Count the lines below that contain the word "errorbars", and reply with only that number.

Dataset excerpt
────────────────

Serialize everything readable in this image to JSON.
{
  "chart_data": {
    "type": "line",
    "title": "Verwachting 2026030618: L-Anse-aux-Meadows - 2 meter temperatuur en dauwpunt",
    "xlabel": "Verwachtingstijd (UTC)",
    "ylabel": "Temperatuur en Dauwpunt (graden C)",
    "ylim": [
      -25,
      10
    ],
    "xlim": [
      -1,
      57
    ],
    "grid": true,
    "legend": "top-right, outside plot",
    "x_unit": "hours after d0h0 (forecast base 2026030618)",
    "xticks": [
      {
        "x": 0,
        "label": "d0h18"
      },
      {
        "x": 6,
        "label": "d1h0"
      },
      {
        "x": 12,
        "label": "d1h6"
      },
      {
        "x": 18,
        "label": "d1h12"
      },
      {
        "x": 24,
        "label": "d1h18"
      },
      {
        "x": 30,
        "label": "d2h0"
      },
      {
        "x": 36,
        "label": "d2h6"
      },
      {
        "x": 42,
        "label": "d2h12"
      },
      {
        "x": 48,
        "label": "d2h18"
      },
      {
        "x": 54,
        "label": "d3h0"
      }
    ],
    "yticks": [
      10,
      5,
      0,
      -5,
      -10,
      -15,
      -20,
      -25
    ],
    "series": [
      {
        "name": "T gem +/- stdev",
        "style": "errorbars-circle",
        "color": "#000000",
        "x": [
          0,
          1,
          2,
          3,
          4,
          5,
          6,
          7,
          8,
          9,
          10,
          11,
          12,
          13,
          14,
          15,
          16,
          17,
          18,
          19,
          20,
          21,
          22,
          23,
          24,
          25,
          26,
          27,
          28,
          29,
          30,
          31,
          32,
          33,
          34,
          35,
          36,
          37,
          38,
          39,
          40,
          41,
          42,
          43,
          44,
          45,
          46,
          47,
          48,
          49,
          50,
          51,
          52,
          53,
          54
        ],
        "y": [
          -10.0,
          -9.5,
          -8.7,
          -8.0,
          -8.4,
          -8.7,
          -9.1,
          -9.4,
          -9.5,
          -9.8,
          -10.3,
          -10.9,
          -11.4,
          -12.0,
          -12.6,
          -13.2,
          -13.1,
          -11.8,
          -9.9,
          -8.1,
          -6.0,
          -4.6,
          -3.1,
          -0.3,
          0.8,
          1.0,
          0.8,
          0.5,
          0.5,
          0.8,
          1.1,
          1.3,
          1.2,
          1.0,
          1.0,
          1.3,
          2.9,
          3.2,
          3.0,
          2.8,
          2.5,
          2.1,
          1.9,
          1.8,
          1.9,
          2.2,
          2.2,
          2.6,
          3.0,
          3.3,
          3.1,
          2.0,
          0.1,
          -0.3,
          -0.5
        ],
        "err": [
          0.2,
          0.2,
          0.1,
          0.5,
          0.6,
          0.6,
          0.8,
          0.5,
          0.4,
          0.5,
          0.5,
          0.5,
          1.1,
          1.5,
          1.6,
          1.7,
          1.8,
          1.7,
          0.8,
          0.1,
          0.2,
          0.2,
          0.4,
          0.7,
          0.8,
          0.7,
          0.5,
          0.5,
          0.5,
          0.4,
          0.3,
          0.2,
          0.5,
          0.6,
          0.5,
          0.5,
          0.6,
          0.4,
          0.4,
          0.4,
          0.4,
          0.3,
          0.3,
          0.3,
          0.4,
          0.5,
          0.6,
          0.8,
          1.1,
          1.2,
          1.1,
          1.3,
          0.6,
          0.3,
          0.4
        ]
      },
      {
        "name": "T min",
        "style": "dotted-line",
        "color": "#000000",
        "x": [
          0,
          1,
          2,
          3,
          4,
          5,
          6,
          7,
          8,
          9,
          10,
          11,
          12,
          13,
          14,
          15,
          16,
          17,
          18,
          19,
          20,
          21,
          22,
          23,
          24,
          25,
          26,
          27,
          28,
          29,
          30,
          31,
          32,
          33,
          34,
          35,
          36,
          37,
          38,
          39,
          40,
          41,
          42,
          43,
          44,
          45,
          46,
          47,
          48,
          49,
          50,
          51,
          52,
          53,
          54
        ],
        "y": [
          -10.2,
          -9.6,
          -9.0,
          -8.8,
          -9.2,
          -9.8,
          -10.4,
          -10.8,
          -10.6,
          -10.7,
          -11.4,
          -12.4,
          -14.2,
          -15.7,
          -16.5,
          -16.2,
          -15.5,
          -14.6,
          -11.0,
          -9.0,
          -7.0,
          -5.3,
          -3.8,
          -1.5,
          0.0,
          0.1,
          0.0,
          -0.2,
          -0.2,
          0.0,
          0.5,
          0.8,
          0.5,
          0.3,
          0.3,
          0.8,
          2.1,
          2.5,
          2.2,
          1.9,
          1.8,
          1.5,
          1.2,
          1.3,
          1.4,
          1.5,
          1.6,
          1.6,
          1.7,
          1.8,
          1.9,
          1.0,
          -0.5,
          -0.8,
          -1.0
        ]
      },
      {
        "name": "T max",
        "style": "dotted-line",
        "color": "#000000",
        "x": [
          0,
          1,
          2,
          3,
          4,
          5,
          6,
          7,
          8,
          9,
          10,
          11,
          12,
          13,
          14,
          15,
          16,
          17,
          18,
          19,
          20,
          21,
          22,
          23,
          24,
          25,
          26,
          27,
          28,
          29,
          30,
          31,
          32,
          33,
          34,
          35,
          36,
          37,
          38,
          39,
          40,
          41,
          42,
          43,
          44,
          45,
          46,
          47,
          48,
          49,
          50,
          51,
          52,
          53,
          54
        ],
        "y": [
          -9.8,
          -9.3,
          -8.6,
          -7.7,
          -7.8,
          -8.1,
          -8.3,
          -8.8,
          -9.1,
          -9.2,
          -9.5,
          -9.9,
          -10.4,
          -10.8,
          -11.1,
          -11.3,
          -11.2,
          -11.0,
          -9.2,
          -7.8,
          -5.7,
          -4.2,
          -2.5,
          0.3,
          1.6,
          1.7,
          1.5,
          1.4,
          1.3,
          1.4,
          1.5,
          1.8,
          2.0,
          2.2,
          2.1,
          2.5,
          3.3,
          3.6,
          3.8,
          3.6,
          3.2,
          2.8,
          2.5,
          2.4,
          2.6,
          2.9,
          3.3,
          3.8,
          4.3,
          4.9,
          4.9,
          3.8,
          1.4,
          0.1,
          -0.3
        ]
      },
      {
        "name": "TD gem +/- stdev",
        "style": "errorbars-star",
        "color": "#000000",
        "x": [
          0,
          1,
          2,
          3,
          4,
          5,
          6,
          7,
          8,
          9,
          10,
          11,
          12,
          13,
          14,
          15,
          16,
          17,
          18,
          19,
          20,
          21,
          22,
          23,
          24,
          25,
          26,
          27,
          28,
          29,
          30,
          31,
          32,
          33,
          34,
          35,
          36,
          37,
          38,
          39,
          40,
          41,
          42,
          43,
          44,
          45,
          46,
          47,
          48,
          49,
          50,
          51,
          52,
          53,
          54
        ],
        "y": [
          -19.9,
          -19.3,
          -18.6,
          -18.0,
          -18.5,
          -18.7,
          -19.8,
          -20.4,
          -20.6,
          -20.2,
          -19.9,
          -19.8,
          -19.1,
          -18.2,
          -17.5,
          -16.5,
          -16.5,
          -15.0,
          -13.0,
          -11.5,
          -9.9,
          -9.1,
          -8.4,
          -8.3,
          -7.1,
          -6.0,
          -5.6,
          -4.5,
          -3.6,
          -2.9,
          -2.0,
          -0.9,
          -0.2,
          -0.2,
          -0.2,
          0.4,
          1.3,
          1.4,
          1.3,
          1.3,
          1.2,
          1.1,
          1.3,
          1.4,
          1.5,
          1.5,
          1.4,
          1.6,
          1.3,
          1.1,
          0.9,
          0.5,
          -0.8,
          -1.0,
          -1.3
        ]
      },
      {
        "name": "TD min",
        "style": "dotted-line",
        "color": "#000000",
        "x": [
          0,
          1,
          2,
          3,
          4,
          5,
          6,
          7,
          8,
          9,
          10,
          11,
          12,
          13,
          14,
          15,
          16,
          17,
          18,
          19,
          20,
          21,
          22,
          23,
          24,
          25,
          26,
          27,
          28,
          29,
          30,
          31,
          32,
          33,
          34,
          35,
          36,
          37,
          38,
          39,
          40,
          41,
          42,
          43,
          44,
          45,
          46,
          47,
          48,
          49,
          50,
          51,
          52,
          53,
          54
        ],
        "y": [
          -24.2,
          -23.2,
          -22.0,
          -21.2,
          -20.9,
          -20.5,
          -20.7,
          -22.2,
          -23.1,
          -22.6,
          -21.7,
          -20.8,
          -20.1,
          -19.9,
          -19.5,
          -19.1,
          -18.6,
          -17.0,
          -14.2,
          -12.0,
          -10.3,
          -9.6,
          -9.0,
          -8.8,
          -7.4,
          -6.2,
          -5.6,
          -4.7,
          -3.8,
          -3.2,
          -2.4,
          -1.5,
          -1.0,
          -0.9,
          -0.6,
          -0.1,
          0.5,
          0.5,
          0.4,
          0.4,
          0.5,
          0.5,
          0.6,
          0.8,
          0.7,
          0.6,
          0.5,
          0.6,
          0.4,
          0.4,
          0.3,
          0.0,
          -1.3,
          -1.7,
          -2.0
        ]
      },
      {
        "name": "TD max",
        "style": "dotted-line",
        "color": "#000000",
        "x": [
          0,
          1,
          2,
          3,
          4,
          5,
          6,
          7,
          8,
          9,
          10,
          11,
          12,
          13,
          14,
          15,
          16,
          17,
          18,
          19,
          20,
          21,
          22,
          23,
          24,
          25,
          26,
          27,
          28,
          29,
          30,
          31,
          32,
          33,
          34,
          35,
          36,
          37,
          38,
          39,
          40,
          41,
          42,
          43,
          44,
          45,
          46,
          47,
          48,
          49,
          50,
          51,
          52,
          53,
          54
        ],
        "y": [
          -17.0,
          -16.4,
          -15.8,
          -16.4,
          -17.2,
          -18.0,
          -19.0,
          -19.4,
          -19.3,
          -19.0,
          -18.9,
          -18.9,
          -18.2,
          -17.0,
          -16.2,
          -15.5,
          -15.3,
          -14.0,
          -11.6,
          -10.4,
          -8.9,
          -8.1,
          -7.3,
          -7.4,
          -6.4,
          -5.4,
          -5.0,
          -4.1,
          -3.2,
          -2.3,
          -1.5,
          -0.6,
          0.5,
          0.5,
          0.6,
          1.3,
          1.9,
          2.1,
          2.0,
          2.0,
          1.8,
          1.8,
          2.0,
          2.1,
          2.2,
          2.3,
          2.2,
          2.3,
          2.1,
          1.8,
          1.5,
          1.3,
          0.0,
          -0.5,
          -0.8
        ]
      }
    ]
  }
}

────────────────

Full answer
2